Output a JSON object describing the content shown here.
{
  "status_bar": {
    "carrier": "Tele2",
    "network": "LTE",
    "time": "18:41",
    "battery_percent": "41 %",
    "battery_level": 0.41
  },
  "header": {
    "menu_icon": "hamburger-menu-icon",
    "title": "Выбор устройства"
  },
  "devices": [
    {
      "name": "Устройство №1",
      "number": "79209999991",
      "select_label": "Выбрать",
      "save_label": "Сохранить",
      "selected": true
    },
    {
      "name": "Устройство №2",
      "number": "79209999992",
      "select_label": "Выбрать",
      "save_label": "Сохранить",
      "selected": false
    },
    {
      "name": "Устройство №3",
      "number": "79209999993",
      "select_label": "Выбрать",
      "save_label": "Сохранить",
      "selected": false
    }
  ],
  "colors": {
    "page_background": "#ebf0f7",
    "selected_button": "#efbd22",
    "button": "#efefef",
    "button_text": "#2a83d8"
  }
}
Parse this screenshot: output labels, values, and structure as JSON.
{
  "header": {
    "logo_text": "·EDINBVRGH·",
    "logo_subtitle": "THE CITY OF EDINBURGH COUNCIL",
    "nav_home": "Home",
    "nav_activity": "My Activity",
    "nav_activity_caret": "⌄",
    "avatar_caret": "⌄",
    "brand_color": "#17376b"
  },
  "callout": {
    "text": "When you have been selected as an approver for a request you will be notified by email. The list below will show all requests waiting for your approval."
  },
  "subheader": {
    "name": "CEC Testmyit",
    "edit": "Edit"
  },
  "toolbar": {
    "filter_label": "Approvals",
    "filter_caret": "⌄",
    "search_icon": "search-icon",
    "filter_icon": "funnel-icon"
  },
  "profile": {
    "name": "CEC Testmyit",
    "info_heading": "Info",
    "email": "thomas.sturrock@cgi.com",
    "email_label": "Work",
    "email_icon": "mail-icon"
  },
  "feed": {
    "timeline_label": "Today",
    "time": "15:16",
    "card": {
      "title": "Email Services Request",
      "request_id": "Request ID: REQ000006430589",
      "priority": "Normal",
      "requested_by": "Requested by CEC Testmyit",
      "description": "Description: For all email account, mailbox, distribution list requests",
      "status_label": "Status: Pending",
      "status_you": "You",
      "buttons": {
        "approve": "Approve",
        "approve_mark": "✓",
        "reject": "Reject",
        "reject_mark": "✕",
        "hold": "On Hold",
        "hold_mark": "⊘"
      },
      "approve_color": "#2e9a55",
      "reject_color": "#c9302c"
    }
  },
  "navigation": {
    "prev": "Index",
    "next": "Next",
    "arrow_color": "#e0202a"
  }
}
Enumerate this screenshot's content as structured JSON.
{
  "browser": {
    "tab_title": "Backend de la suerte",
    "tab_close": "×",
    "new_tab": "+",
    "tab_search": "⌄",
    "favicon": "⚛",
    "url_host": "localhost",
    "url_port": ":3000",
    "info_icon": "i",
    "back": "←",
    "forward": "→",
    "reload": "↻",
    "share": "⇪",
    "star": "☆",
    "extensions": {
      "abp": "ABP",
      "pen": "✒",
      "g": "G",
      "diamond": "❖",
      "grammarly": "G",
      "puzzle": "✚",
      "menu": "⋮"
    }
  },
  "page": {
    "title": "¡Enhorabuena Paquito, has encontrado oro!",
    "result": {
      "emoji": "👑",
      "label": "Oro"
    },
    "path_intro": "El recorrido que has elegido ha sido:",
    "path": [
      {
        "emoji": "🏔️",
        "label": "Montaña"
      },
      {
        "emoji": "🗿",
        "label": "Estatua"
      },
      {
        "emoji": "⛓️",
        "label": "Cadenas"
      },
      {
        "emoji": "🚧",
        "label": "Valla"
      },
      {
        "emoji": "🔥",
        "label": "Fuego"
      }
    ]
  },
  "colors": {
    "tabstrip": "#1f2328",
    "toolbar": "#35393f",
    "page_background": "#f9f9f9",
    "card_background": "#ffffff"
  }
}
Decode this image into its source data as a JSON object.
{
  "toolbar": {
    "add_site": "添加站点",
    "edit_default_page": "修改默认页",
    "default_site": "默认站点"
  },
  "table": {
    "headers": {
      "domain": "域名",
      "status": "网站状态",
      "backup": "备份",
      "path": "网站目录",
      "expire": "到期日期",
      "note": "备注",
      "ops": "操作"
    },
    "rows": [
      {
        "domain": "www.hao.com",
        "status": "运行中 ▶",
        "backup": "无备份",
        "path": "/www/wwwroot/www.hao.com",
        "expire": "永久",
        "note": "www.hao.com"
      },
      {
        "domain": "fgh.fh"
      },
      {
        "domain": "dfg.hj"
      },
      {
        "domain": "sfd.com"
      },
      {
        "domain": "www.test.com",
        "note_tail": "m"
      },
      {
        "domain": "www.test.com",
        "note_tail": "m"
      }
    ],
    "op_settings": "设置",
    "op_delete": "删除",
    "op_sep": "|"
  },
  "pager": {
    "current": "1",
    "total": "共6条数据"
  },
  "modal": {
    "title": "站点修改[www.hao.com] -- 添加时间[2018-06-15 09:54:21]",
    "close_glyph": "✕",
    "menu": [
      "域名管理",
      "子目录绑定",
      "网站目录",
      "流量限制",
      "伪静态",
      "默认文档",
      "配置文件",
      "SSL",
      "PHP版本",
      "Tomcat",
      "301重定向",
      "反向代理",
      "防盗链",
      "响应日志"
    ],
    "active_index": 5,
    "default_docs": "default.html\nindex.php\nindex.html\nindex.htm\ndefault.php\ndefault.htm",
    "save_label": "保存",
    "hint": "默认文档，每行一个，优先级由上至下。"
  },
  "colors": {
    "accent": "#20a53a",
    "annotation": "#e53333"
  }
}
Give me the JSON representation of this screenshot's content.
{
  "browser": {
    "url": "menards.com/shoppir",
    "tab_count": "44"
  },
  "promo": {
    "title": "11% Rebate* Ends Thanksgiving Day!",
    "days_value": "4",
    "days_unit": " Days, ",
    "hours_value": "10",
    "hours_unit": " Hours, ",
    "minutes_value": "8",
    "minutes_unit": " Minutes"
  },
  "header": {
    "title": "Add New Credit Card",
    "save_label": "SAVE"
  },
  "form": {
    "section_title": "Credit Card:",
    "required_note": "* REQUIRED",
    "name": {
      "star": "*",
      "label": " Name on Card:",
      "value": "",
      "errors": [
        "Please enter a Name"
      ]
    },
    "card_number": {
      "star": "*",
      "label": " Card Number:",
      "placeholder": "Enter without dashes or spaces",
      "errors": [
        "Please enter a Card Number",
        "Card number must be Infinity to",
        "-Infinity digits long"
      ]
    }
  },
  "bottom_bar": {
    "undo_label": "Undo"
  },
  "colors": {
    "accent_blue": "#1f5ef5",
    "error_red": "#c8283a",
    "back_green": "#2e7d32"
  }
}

PROBLEM REQUIREMENTS:
Give an exact repetition of all the material.

THE ANSWER:
Output a JSON object describing the content shown here.
{
  "status_bar": {
    "carrier": "Tele2",
    "network": "LTE",
    "time": "18:41",
    "battery_percent": "41 %",
    "battery_level": 0.41
  },
  "header": {
    "menu_icon": "hamburger-menu-icon",
    "title": "Выбор устройства"
  },
  "devices": [
    {
      "name": "Устройство №1",
      "number": "79209999991",
      "select_label": "Выбрать",
      "save_label": "Сохранить",
      "selected": true
    },
    {
      "name": "Устройство №2",
      "number": "79209999992",
      "select_label": "Выбрать",
      "save_label": "Сохранить",
      "selected": false
    },
    {
      "name": "Устройство №3",
      "number": "79209999993",
      "select_label": "Выбрать",
      "save_label": "Сохранить",
      "selected": false
    }
  ],
  "colors": {
    "page_background": "#ebf0f7",
    "selected_button": "#efbd22",
    "button": "#efefef",
    "button_text": "#2a83d8"
  }
}
Parse this screenshot: output labels, values, and structure as JSON.
{
  "header": {
    "logo_text": "·EDINBVRGH·",
    "logo_subtitle": "THE CITY OF EDINBURGH COUNCIL",
    "nav_home": "Home",
    "nav_activity": "My Activity",
    "nav_activity_caret": "⌄",
    "avatar_caret": "⌄",
    "brand_color": "#17376b"
  },
  "callout": {
    "text": "When you have been selected as an approver for a request you will be notified by email. The list below will show all requests waiting for your approval."
  },
  "subheader": {
    "name": "CEC Testmyit",
    "edit": "Edit"
  },
  "toolbar": {
    "filter_label": "Approvals",
    "filter_caret": "⌄",
    "search_icon": "search-icon",
    "filter_icon": "funnel-icon"
  },
  "profile": {
    "name": "CEC Testmyit",
    "info_heading": "Info",
    "email": "thomas.sturrock@cgi.com",
    "email_label": "Work",
    "email_icon": "mail-icon"
  },
  "feed": {
    "timeline_label": "Today",
    "time": "15:16",
    "card": {
      "title": "Email Services Request",
      "request_id": "Request ID: REQ000006430589",
      "priority": "Normal",
      "requested_by": "Requested by CEC Testmyit",
      "description": "Description: For all email account, mailbox, distribution list requests",
      "status_label": "Status: Pending",
      "status_you": "You",
      "buttons": {
        "approve": "Approve",
        "approve_mark": "✓",
        "reject": "Reject",
        "reject_mark": "✕",
        "hold": "On Hold",
        "hold_mark": "⊘"
      },
      "approve_color": "#2e9a55",
      "reject_color": "#c9302c"
    }
  },
  "navigation": {
    "prev": "Index",
    "next": "Next",
    "arrow_color": "#e0202a"
  }
}
Enumerate this screenshot's content as structured JSON.
{
  "browser": {
    "tab_title": "Backend de la suerte",
    "tab_close": "×",
    "new_tab": "+",
    "tab_search": "⌄",
    "favicon": "⚛",
    "url_host": "localhost",
    "url_port": ":3000",
    "info_icon": "i",
    "back": "←",
    "forward": "→",
    "reload": "↻",
    "share": "⇪",
    "star": "☆",
    "extensions": {
      "abp": "ABP",
      "pen": "✒",
      "g": "G",
      "diamond": "❖",
      "grammarly": "G",
      "puzzle": "✚",
      "menu": "⋮"
    }
  },
  "page": {
    "title": "¡Enhorabuena Paquito, has encontrado oro!",
    "result": {
      "emoji": "👑",
      "label": "Oro"
    },
    "path_intro": "El recorrido que has elegido ha sido:",
    "path": [
      {
        "emoji": "🏔️",
        "label": "Montaña"
      },
      {
        "emoji": "🗿",
        "label": "Estatua"
      },
      {
        "emoji": "⛓️",
        "label": "Cadenas"
      },
      {
        "emoji": "🚧",
        "label": "Valla"
      },
      {
        "emoji": "🔥",
        "label": "Fuego"
      }
    ]
  },
  "colors": {
    "tabstrip": "#1f2328",
    "toolbar": "#35393f",
    "page_background": "#f9f9f9",
    "card_background": "#ffffff"
  }
}
Decode this image into its source data as a JSON object.
{
  "toolbar": {
    "add_site": "添加站点",
    "edit_default_page": "修改默认页",
    "default_site": "默认站点"
  },
  "table": {
    "headers": {
      "domain": "域名",
      "status": "网站状态",
      "backup": "备份",
      "path": "网站目录",
      "expire": "到期日期",
      "note": "备注",
      "ops": "操作"
    },
    "rows": [
      {
        "domain": "www.hao.com",
        "status": "运行中 ▶",
        "backup": "无备份",
        "path": "/www/wwwroot/www.hao.com",
        "expire": "永久",
        "note": "www.hao.com"
      },
      {
        "domain": "fgh.fh"
      },
      {
        "domain": "dfg.hj"
      },
      {
        "domain": "sfd.com"
      },
      {
        "domain": "www.test.com",
        "note_tail": "m"
      },
      {
        "domain": "www.test.com",
        "note_tail": "m"
      }
    ],
    "op_settings": "设置",
    "op_delete": "删除",
    "op_sep": "|"
  },
  "pager": {
    "current": "1",
    "total": "共6条数据"
  },
  "modal": {
    "title": "站点修改[www.hao.com] -- 添加时间[2018-06-15 09:54:21]",
    "close_glyph": "✕",
    "menu": [
      "域名管理",
      "子目录绑定",
      "网站目录",
      "流量限制",
      "伪静态",
      "默认文档",
      "配置文件",
      "SSL",
      "PHP版本",
      "Tomcat",
      "301重定向",
      "反向代理",
      "防盗链",
      "响应日志"
    ],
    "active_index": 5,
    "default_docs": "default.html\nindex.php\nindex.html\nindex.htm\ndefault.php\ndefault.htm",
    "save_label": "保存",
    "hint": "默认文档，每行一个，优先级由上至下。"
  },
  "colors": {
    "accent": "#20a53a",
    "annotation": "#e53333"
  }
}
Give me the JSON representation of this screenshot's content.
{
  "browser": {
    "url": "menards.com/shoppir",
    "tab_count": "44"
  },
  "promo": {
    "title": "11% Rebate* Ends Thanksgiving Day!",
    "days_value": "4",
    "days_unit": " Days, ",
    "hours_value": "10",
    "hours_unit": " Hours, ",
    "minutes_value": "8",
    "minutes_unit": " Minutes"
  },
  "header": {
    "title": "Add New Credit Card",
    "save_label": "SAVE"
  },
  "form": {
    "section_title": "Credit Card:",
    "required_note": "* REQUIRED",
    "name": {
      "star": "*",
      "label": " Name on Card:",
      "value": "",
      "errors": [
        "Please enter a Name"
      ]
    },
    "card_number": {
      "star": "*",
      "label": " Card Number:",
      "placeholder": "Enter without dashes or spaces",
      "errors": [
        "Please enter a Card Number",
        "Card number must be Infinity to",
        "-Infinity digits long"
      ]
    }
  },
  "bottom_bar": {
    "undo_label": "Undo"
  },
  "colors": {
    "accent_blue": "#1f5ef5",
    "error_red": "#c8283a",
    "back_green": "#2e7d32"
  }
}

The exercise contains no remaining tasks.